Job: Each record below should be output verbatim, without pictures.

Record list:
════
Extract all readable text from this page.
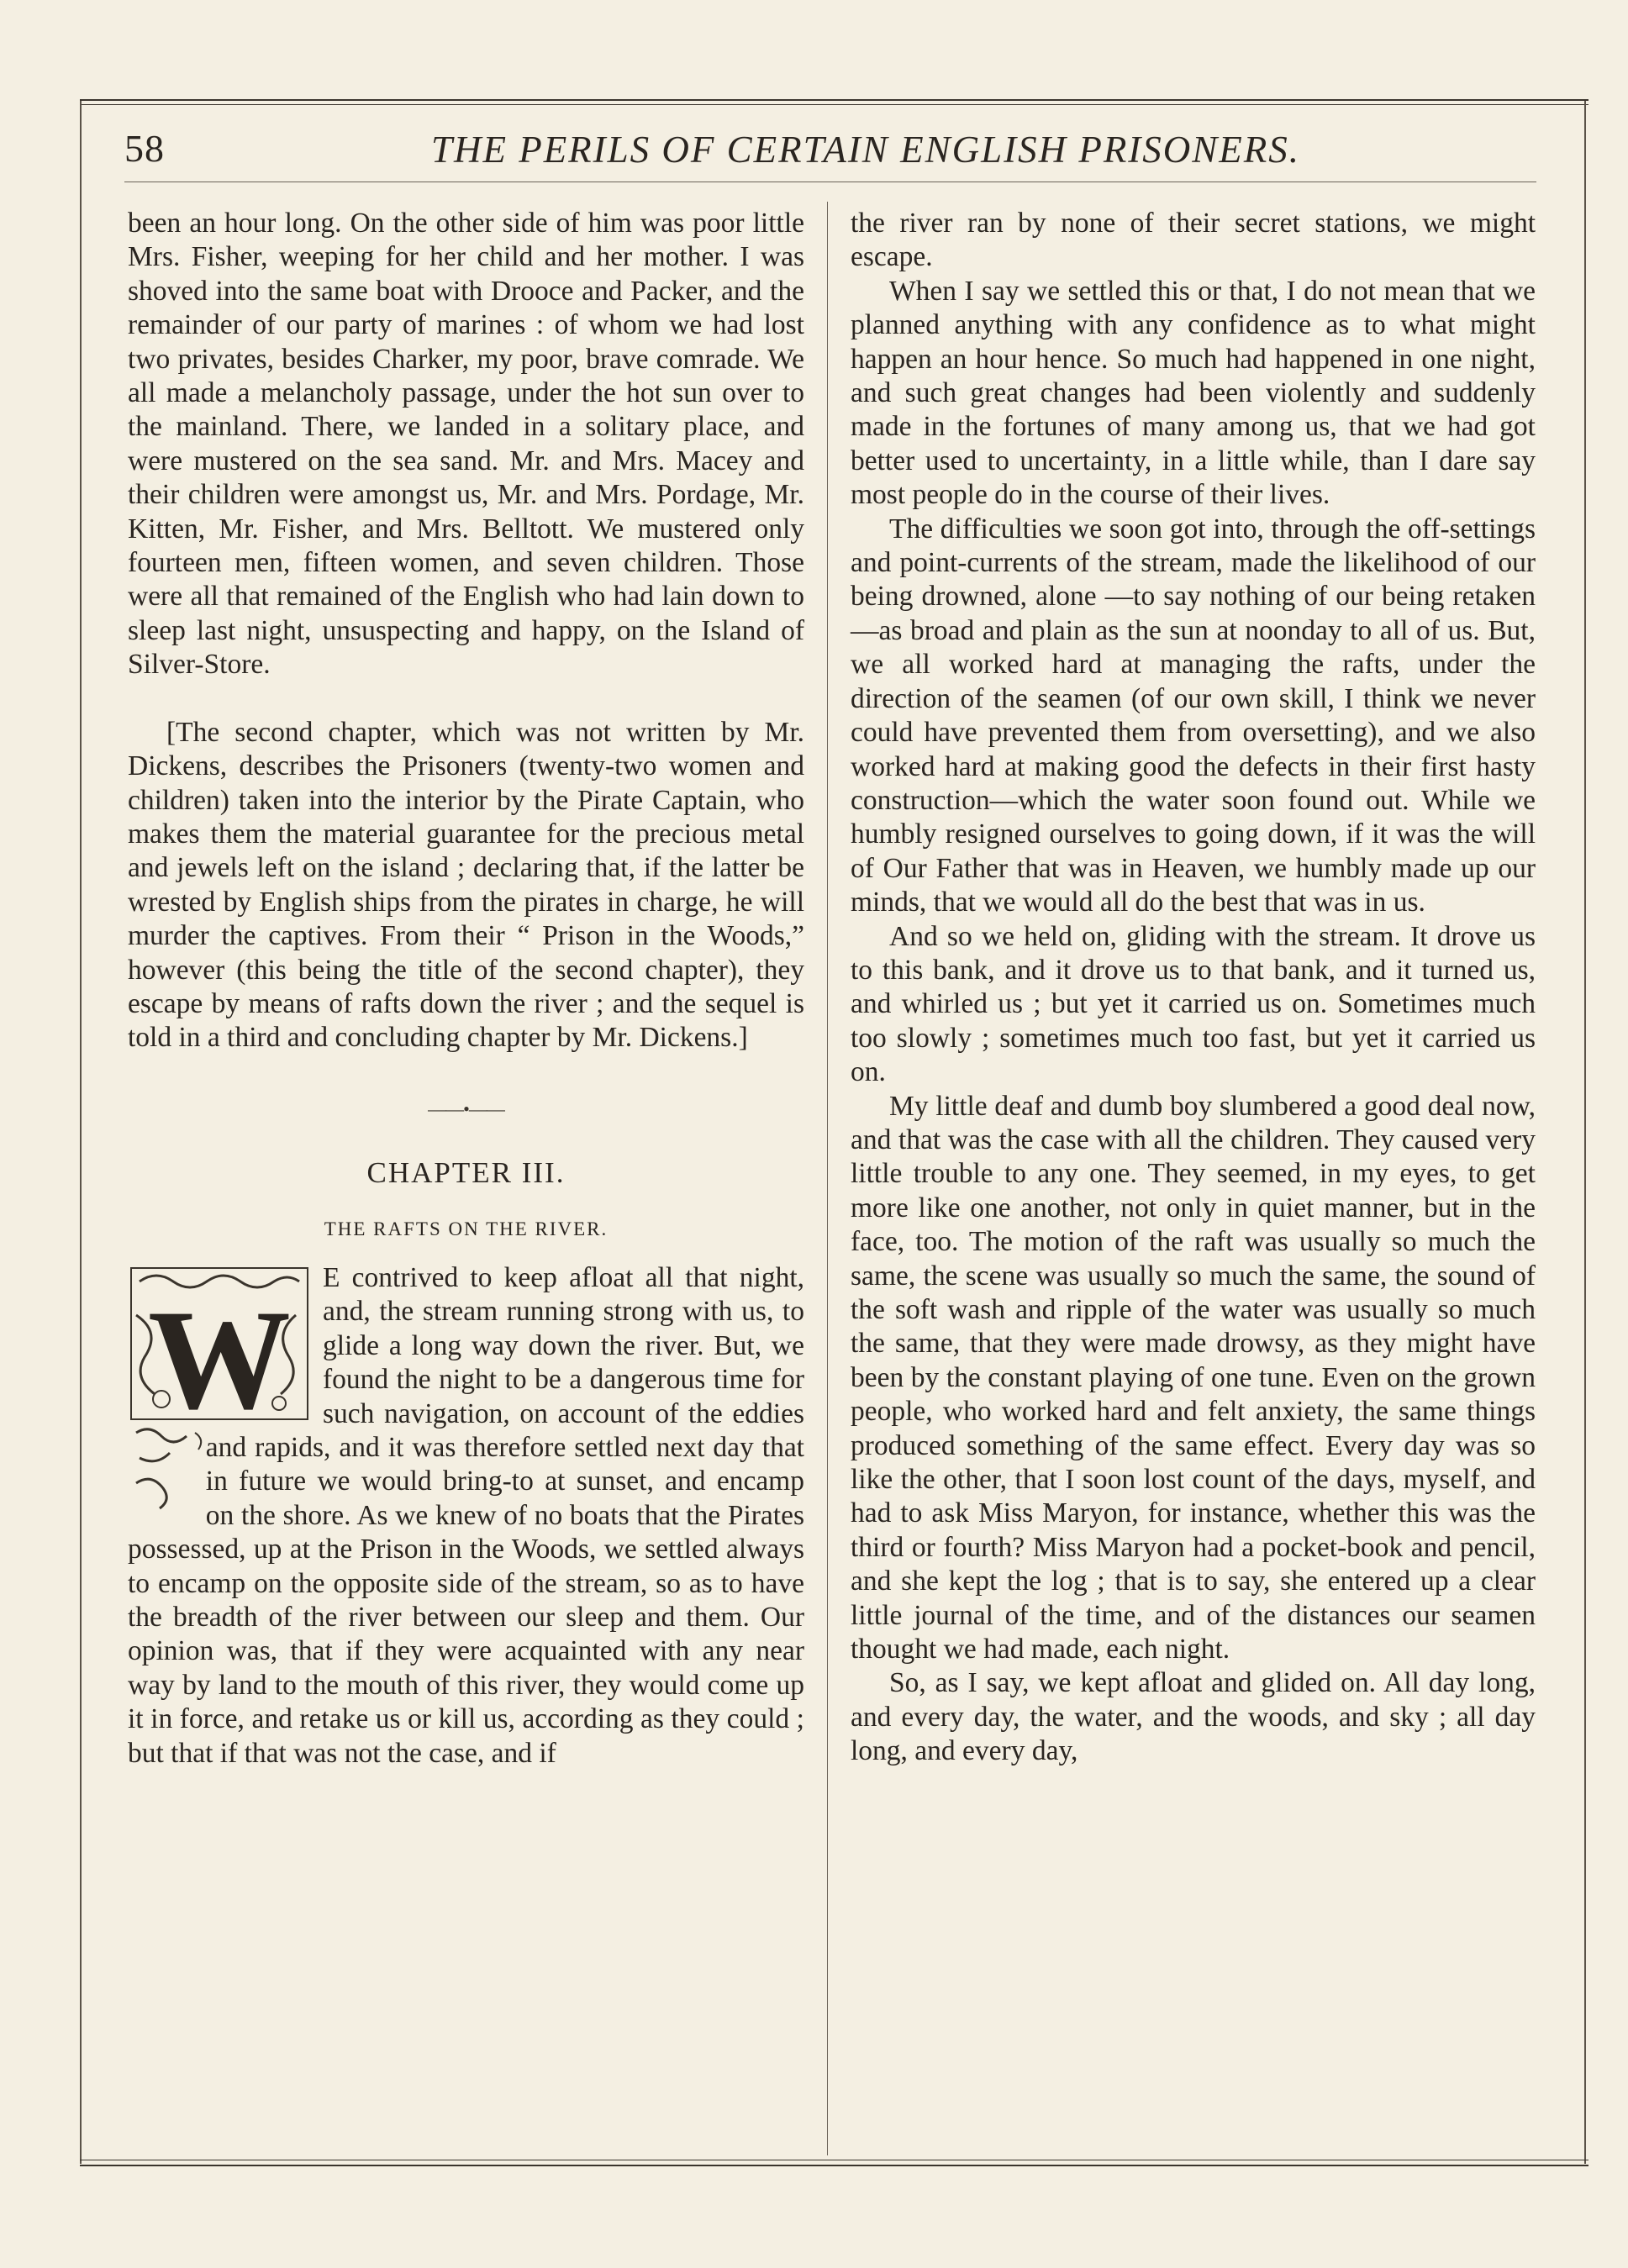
58	THE PERILS OF CERTAIN ENGLISH PRISONERS.

been an hour long. On the other side of him was poor little Mrs. Fisher, weeping for her child and her mother. I was shoved into the same boat with Drooce and Packer, and the remainder of our party of marines : of whom we had lost two privates, besides Charker, my poor, brave comrade. We all made a melancholy passage, under the hot sun over to the mainland. There, we landed in a solitary place, and were mustered on the sea sand. Mr. and Mrs. Macey and their children were amongst us, Mr. and Mrs. Pordage, Mr. Kitten, Mr. Fisher, and Mrs. Belltott. We mustered only fourteen men, fifteen women, and seven children. Those were all that remained of the English who had lain down to sleep last night, unsuspecting and happy, on the Island of Silver-Store.

[The second chapter, which was not written by Mr. Dickens, describes the Prisoners (twenty-two women and children) taken into the interior by the Pirate Captain, who makes them the material guarantee for the precious metal and jewels left on the island ; declaring that, if the latter be wrested by English ships from the pirates in charge, he will murder the captives. From their “ Prison in the Woods,” however (this being the title of the second chapter), they escape by means of rafts down the river ; and the sequel is told in a third and concluding chapter by Mr. Dickens.]

——•——
CHAPTER III.
THE RAFTS ON THE RIVER.
W

E contrived to keep afloat all that night, and, the stream running strong with us, to glide a long way down the river. But, we found the night to be a dangerous time for such navigation, on account of the eddies and rapids, and it was therefore settled next day that in future we would bring-to at sunset, and encamp on the shore. As we knew of no boats that the Pirates possessed, up at the Prison in the Woods, we settled always to encamp on the opposite side of the stream, so as to have the breadth of the river between our sleep and them. Our opinion was, that if they were acquainted with any near way by land to the mouth of this river, they would come up it in force, and retake us or kill us, according as they could ; but that if that was not the case, and if

the river ran by none of their secret stations, we might escape.

When I say we settled this or that, I do not mean that we planned anything with any confidence as to what might happen an hour hence. So much had happened in one night, and such great changes had been violently and suddenly made in the fortunes of many among us, that we had got better used to uncertainty, in a little while, than I dare say most people do in the course of their lives.

The difficulties we soon got into, through the off-settings and point-currents of the stream, made the likelihood of our being drowned, alone —to say nothing of our being retaken—as broad and plain as the sun at noonday to all of us. But, we all worked hard at managing the rafts, under the direction of the seamen (of our own skill, I think we never could have prevented them from oversetting), and we also worked hard at making good the defects in their first hasty construction—which the water soon found out. While we humbly resigned ourselves to going down, if it was the will of Our Father that was in Heaven, we humbly made up our minds, that we would all do the best that was in us.

And so we held on, gliding with the stream. It drove us to this bank, and it drove us to that bank, and it turned us, and whirled us ; but yet it carried us on. Sometimes much too slowly ; sometimes much too fast, but yet it carried us on.

My little deaf and dumb boy slumbered a good deal now, and that was the case with all the children. They caused very little trouble to any one. They seemed, in my eyes, to get more like one another, not only in quiet manner, but in the face, too. The motion of the raft was usually so much the same, the scene was usually so much the same, the sound of the soft wash and ripple of the water was usually so much the same, that they were made drowsy, as they might have been by the constant playing of one tune. Even on the grown people, who worked hard and felt anxiety, the same things produced something of the same effect. Every day was so like the other, that I soon lost count of the days, myself, and had to ask Miss Maryon, for instance, whether this was the third or fourth? Miss Maryon had a pocket-book and pencil, and she kept the log ; that is to say, she entered up a clear little journal of the time, and of the distances our seamen thought we had made, each night.

So, as I say, we kept afloat and glided on. All day long, and every day, the water, and the woods, and sky ; all day long, and every day,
════
Result for this exercise:
Extract all readable text from this page.
58	THE PERILS OF CERTAIN ENGLISH PRISONERS.

been an hour long. On the other side of him was poor little Mrs. Fisher, weeping for her child and her mother. I was shoved into the same boat with Drooce and Packer, and the remainder of our party of marines : of whom we had lost two privates, besides Charker, my poor, brave comrade. We all made a melancholy passage, under the hot sun over to the mainland. There, we landed in a solitary place, and were mustered on the sea sand. Mr. and Mrs. Macey and their children were amongst us, Mr. and Mrs. Pordage, Mr. Kitten, Mr. Fisher, and Mrs. Belltott. We mustered only fourteen men, fifteen women, and seven children. Those were all that remained of the English who had lain down to sleep last night, unsuspecting and happy, on the Island of Silver-Store.

[The second chapter, which was not written by Mr. Dickens, describes the Prisoners (twenty-two women and children) taken into the interior by the Pirate Captain, who makes them the material guarantee for the precious metal and jewels left on the island ; declaring that, if the latter be wrested by English ships from the pirates in charge, he will murder the captives. From their “ Prison in the Woods,” however (this being the title of the second chapter), they escape by means of rafts down the river ; and the sequel is told in a third and concluding chapter by Mr. Dickens.]

——•——
CHAPTER III.
THE RAFTS ON THE RIVER.
W

E contrived to keep afloat all that night, and, the stream running strong with us, to glide a long way down the river. But, we found the night to be a dangerous time for such navigation, on account of the eddies and rapids, and it was therefore settled next day that in future we would bring-to at sunset, and encamp on the shore. As we knew of no boats that the Pirates possessed, up at the Prison in the Woods, we settled always to encamp on the opposite side of the stream, so as to have the breadth of the river between our sleep and them. Our opinion was, that if they were acquainted with any near way by land to the mouth of this river, they would come up it in force, and retake us or kill us, according as they could ; but that if that was not the case, and if

the river ran by none of their secret stations, we might escape.

When I say we settled this or that, I do not mean that we planned anything with any confidence as to what might happen an hour hence. So much had happened in one night, and such great changes had been violently and suddenly made in the fortunes of many among us, that we had got better used to uncertainty, in a little while, than I dare say most people do in the course of their lives.

The difficulties we soon got into, through the off-settings and point-currents of the stream, made the likelihood of our being drowned, alone —to say nothing of our being retaken—as broad and plain as the sun at noonday to all of us. But, we all worked hard at managing the rafts, under the direction of the seamen (of our own skill, I think we never could have prevented them from oversetting), and we also worked hard at making good the defects in their first hasty construction—which the water soon found out. While we humbly resigned ourselves to going down, if it was the will of Our Father that was in Heaven, we humbly made up our minds, that we would all do the best that was in us.

And so we held on, gliding with the stream. It drove us to this bank, and it drove us to that bank, and it turned us, and whirled us ; but yet it carried us on. Sometimes much too slowly ; sometimes much too fast, but yet it carried us on.

My little deaf and dumb boy slumbered a good deal now, and that was the case with all the children. They caused very little trouble to any one. They seemed, in my eyes, to get more like one another, not only in quiet manner, but in the face, too. The motion of the raft was usually so much the same, the scene was usually so much the same, the sound of the soft wash and ripple of the water was usually so much the same, that they were made drowsy, as they might have been by the constant playing of one tune. Even on the grown people, who worked hard and felt anxiety, the same things produced something of the same effect. Every day was so like the other, that I soon lost count of the days, myself, and had to ask Miss Maryon, for instance, whether this was the third or fourth? Miss Maryon had a pocket-book and pencil, and she kept the log ; that is to say, she entered up a clear little journal of the time, and of the distances our seamen thought we had made, each night.

So, as I say, we kept afloat and glided on. All day long, and every day, the water, and the woods, and sky ; all day long, and every day,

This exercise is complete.